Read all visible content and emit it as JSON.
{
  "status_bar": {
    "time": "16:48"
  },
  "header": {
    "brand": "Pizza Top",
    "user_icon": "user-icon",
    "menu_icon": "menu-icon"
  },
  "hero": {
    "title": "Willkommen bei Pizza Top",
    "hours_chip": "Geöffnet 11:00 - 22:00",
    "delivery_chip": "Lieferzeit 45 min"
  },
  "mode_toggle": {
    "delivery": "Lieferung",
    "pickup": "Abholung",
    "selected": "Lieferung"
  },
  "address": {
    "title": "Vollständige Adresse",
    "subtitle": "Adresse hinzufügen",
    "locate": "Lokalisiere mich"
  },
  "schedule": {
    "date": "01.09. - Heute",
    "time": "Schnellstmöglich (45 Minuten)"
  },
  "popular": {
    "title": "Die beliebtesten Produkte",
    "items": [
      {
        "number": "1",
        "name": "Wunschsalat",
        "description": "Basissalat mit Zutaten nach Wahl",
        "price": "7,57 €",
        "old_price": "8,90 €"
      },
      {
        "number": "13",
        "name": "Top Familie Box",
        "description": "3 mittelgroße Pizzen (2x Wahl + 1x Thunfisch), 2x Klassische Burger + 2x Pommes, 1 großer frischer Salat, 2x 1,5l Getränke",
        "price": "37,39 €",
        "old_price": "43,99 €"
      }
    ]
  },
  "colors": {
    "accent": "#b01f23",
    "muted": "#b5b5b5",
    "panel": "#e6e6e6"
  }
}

• Stated problem
Using the records above, copy every line that has the word "name" in it.

• Expected answer
        "name": "Wunschsalat",
        "name": "Top Familie Box",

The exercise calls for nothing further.